→ **Instructions to follow**: Reproduce the data below verbatim, omitting the pictures.

....................

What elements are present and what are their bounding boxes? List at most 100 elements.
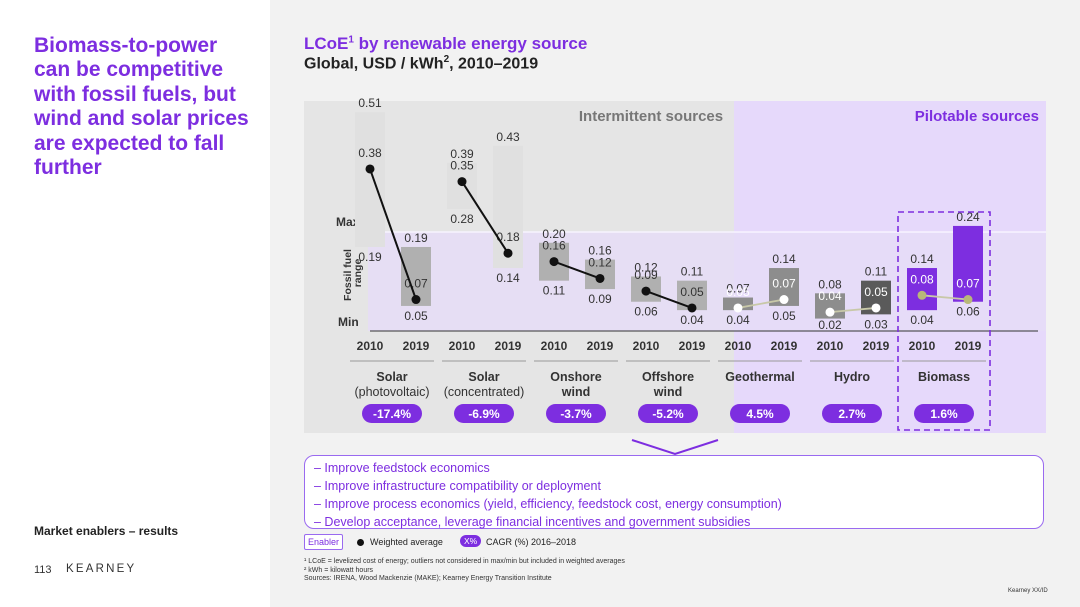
min-value-label: 0.28 xyxy=(450,212,474,226)
min-value-label: 0.19 xyxy=(358,250,382,264)
fossil-fuel-range-label: Fossil fuel xyxy=(342,249,354,301)
improvement-item: – Improve infrastructure compatibility o… xyxy=(314,479,601,493)
average-value-label: 0.07 xyxy=(956,277,980,291)
average-trend-line xyxy=(737,298,785,309)
year-tick-label: 2019 xyxy=(495,339,522,353)
biomass-highlight-frame xyxy=(897,211,991,431)
pilotable-sources-label: Pilotable sources xyxy=(915,108,1039,125)
cagr-value: 1.6% xyxy=(930,407,958,421)
average-value-label: 0.07 xyxy=(404,277,428,291)
chart-title: LCoE1 by renewable energy source xyxy=(304,34,588,53)
min-value-label: 0.04 xyxy=(726,313,750,327)
min-value-label: 0.02 xyxy=(818,318,842,332)
year-tick-label: 2010 xyxy=(725,339,752,353)
cagr-value: -5.2% xyxy=(652,407,684,421)
improvements-box: – Improve feedstock economics – Improve … xyxy=(304,455,1044,529)
year-tick-label: 2010 xyxy=(633,339,660,353)
max-value-label: 0.51 xyxy=(358,96,382,110)
cagr-badge xyxy=(914,404,974,423)
average-trend-line xyxy=(461,181,509,254)
weighted-average-dot xyxy=(549,257,559,267)
min-label: Min xyxy=(338,315,359,329)
cagr-badge xyxy=(546,404,606,423)
category-label: Solar xyxy=(468,370,499,384)
enabler-legend-tag: Enabler xyxy=(304,534,344,550)
year-tick-label: 2019 xyxy=(771,339,798,353)
min-value-label: 0.09 xyxy=(588,292,612,306)
min-value-label: 0.05 xyxy=(772,309,796,323)
max-value-label: 0.39 xyxy=(450,147,474,161)
max-value-label: 0.19 xyxy=(404,231,428,245)
min-value-label: 0.04 xyxy=(910,313,934,327)
section-label: Market enablers – results xyxy=(34,524,179,538)
year-tick-label: 2010 xyxy=(909,339,936,353)
average-value-label: 0.09 xyxy=(634,268,658,282)
weighted-average-dot xyxy=(641,286,651,296)
lcoe-range-bar xyxy=(907,268,937,311)
category-label: Offshore xyxy=(642,370,694,384)
weighted-average-dot-icon xyxy=(357,539,364,546)
cagr-value: -3.7% xyxy=(560,407,592,421)
footnote: ² kWh = kilowatt hours xyxy=(304,566,374,574)
max-value-label: 0.07 xyxy=(726,282,750,296)
chart-subtitle: Global, USD / kWh2, 2010–2019 xyxy=(304,54,539,73)
weighted-average-dot xyxy=(871,303,881,313)
average-value-label: 0.05 xyxy=(726,285,750,299)
chevron-down-icon xyxy=(631,439,719,456)
left-panel: Biomass-to-power can be competitive with… xyxy=(0,0,270,607)
average-value-label: 0.16 xyxy=(542,239,566,253)
max-value-label: 0.43 xyxy=(496,130,520,144)
category-label: wind xyxy=(561,385,590,399)
category-label: (photovoltaic) xyxy=(354,385,429,399)
max-value-label: 0.12 xyxy=(634,260,658,274)
max-value-label: 0.16 xyxy=(588,244,612,258)
footnotes: ¹ LCoE = levelized cost of energy; outli… xyxy=(304,558,625,584)
cagr-badge xyxy=(362,404,422,423)
average-value-label: 0.12 xyxy=(588,255,612,269)
weighted-average-dot xyxy=(687,303,697,313)
weighted-average-dot xyxy=(595,273,605,283)
cagr-value: -17.4% xyxy=(373,407,411,421)
year-tick-label: 2010 xyxy=(449,339,476,353)
copyright: Kearney XX/ID xyxy=(1008,588,1048,594)
max-value-label: 0.11 xyxy=(865,265,888,279)
improvement-item: – Improve feedstock economics xyxy=(314,461,490,475)
average-trend-line xyxy=(645,290,693,309)
max-value-label: 0.14 xyxy=(910,252,934,266)
max-label: Max xyxy=(336,215,360,229)
weighted-average-dot xyxy=(733,303,743,313)
cagr-badge xyxy=(454,404,514,423)
year-tick-label: 2010 xyxy=(817,339,844,353)
lcoe-range-bar xyxy=(355,112,385,247)
cagr-badge xyxy=(638,404,698,423)
cagr-legend-badge: X% xyxy=(460,535,482,547)
average-trend-line xyxy=(369,168,417,300)
headline: Biomass-to-power can be competitive with… xyxy=(34,34,249,180)
max-value-label: 0.24 xyxy=(956,210,980,224)
weighted-average-dot xyxy=(411,295,421,305)
average-trend-line xyxy=(553,260,601,280)
intermittent-sources-label: Intermittent sources xyxy=(579,108,723,125)
year-tick-label: 2019 xyxy=(403,339,430,353)
weighted-average-dot xyxy=(963,295,973,305)
cagr-badge xyxy=(822,404,882,423)
category-label: Onshore xyxy=(550,370,601,384)
year-tick-label: 2019 xyxy=(587,339,614,353)
category-label: (concentrated) xyxy=(444,385,525,399)
weighted-average-dot xyxy=(365,164,375,174)
min-value-label: 0.03 xyxy=(864,317,888,331)
cagr-legend-label: CAGR (%) 2016–2018 xyxy=(486,537,577,547)
improvement-item: – Improve process economics (yield, effi… xyxy=(314,497,782,511)
average-value-label: 0.38 xyxy=(358,146,382,160)
fossil-fuel-range-label: range xyxy=(352,259,364,288)
weighted-average-dot xyxy=(917,290,927,300)
average-value-label: 0.05 xyxy=(680,285,704,299)
footnote: ¹ LCoE = levelized cost of energy; outli… xyxy=(304,558,625,565)
min-value-label: 0.04 xyxy=(680,313,704,327)
year-tick-label: 2010 xyxy=(541,339,568,353)
page-number: 113 xyxy=(34,564,52,576)
average-value-label: 0.05 xyxy=(864,285,888,299)
cagr-value: -6.9% xyxy=(468,407,500,421)
category-label: Hydro xyxy=(834,370,870,384)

....................

→ **Response below**:
What elements are present and what are their bounding boxes? List at most 100 elements.
min-value-label: 0.28 xyxy=(450,212,474,226)
min-value-label: 0.19 xyxy=(358,250,382,264)
fossil-fuel-range-label: Fossil fuel xyxy=(342,249,354,301)
improvement-item: – Improve infrastructure compatibility o… xyxy=(314,479,601,493)
average-value-label: 0.07 xyxy=(956,277,980,291)
average-trend-line xyxy=(737,298,785,309)
year-tick-label: 2019 xyxy=(495,339,522,353)
biomass-highlight-frame xyxy=(897,211,991,431)
pilotable-sources-label: Pilotable sources xyxy=(915,108,1039,125)
cagr-value: 1.6% xyxy=(930,407,958,421)
average-value-label: 0.07 xyxy=(404,277,428,291)
chart-title: LCoE1 by renewable energy source xyxy=(304,34,588,53)
min-value-label: 0.04 xyxy=(726,313,750,327)
min-value-label: 0.02 xyxy=(818,318,842,332)
year-tick-label: 2010 xyxy=(725,339,752,353)
cagr-value: -5.2% xyxy=(652,407,684,421)
improvements-box: – Improve feedstock economics – Improve … xyxy=(304,455,1044,529)
year-tick-label: 2010 xyxy=(633,339,660,353)
max-value-label: 0.51 xyxy=(358,96,382,110)
cagr-badge xyxy=(914,404,974,423)
average-trend-line xyxy=(461,181,509,254)
weighted-average-dot xyxy=(549,257,559,267)
min-label: Min xyxy=(338,315,359,329)
cagr-badge xyxy=(546,404,606,423)
category-label: Solar xyxy=(468,370,499,384)
enabler-legend-tag: Enabler xyxy=(304,534,344,550)
year-tick-label: 2019 xyxy=(771,339,798,353)
min-value-label: 0.09 xyxy=(588,292,612,306)
min-value-label: 0.05 xyxy=(772,309,796,323)
max-value-label: 0.39 xyxy=(450,147,474,161)
max-value-label: 0.19 xyxy=(404,231,428,245)
min-value-label: 0.04 xyxy=(910,313,934,327)
section-label: Market enablers – results xyxy=(34,524,179,538)
year-tick-label: 2010 xyxy=(909,339,936,353)
average-value-label: 0.09 xyxy=(634,268,658,282)
weighted-average-dot xyxy=(641,286,651,296)
lcoe-range-bar xyxy=(907,268,937,311)
category-label: Offshore xyxy=(642,370,694,384)
weighted-average-dot-icon xyxy=(357,539,364,546)
cagr-value: -3.7% xyxy=(560,407,592,421)
footnote: ² kWh = kilowatt hours xyxy=(304,566,374,574)
max-value-label: 0.07 xyxy=(726,282,750,296)
chart-subtitle: Global, USD / kWh2, 2010–2019 xyxy=(304,54,539,73)
weighted-average-dot xyxy=(871,303,881,313)
average-value-label: 0.05 xyxy=(726,285,750,299)
chevron-down-icon xyxy=(631,439,719,456)
left-panel: Biomass-to-power can be competitive with… xyxy=(0,0,270,607)
average-value-label: 0.16 xyxy=(542,239,566,253)
max-value-label: 0.43 xyxy=(496,130,520,144)
category-label: wind xyxy=(561,385,590,399)
category-label: (photovoltaic) xyxy=(354,385,429,399)
max-value-label: 0.12 xyxy=(634,260,658,274)
max-value-label: 0.16 xyxy=(588,244,612,258)
footnotes: ¹ LCoE = levelized cost of energy; outli… xyxy=(304,558,625,584)
cagr-badge xyxy=(362,404,422,423)
average-value-label: 0.12 xyxy=(588,255,612,269)
weighted-average-dot xyxy=(687,303,697,313)
weighted-average-dot xyxy=(595,273,605,283)
cagr-value: -17.4% xyxy=(373,407,411,421)
year-tick-label: 2010 xyxy=(449,339,476,353)
copyright: Kearney XX/ID xyxy=(1008,588,1048,594)
max-value-label: 0.11 xyxy=(865,265,888,279)
improvement-item: – Improve feedstock economics xyxy=(314,461,490,475)
average-trend-line xyxy=(645,290,693,309)
max-value-label: 0.14 xyxy=(910,252,934,266)
max-label: Max xyxy=(336,215,360,229)
weighted-average-dot xyxy=(733,303,743,313)
cagr-badge xyxy=(454,404,514,423)
year-tick-label: 2010 xyxy=(817,339,844,353)
lcoe-range-bar xyxy=(355,112,385,247)
cagr-badge xyxy=(638,404,698,423)
cagr-legend-badge: X% xyxy=(460,535,482,547)
average-trend-line xyxy=(369,168,417,300)
headline: Biomass-to-power can be competitive with… xyxy=(34,34,249,180)
max-value-label: 0.24 xyxy=(956,210,980,224)
weighted-average-dot xyxy=(411,295,421,305)
average-trend-line xyxy=(553,260,601,280)
intermittent-sources-label: Intermittent sources xyxy=(579,108,723,125)
year-tick-label: 2019 xyxy=(403,339,430,353)
weighted-average-dot xyxy=(963,295,973,305)
cagr-badge xyxy=(822,404,882,423)
category-label: Onshore xyxy=(550,370,601,384)
year-tick-label: 2019 xyxy=(587,339,614,353)
category-label: (concentrated) xyxy=(444,385,525,399)
weighted-average-dot xyxy=(365,164,375,174)
min-value-label: 0.03 xyxy=(864,317,888,331)
cagr-legend-label: CAGR (%) 2016–2018 xyxy=(486,537,577,547)
improvement-item: – Improve process economics (yield, effi… xyxy=(314,497,782,511)
average-value-label: 0.38 xyxy=(358,146,382,160)
fossil-fuel-range-label: range xyxy=(352,259,364,288)
weighted-average-dot xyxy=(917,290,927,300)
average-value-label: 0.05 xyxy=(680,285,704,299)
footnote: ¹ LCoE = levelized cost of energy; outli… xyxy=(304,558,625,565)
min-value-label: 0.04 xyxy=(680,313,704,327)
year-tick-label: 2010 xyxy=(541,339,568,353)
page-number: 113 xyxy=(34,564,52,576)
average-value-label: 0.05 xyxy=(864,285,888,299)
cagr-value: -6.9% xyxy=(468,407,500,421)
category-label: Hydro xyxy=(834,370,870,384)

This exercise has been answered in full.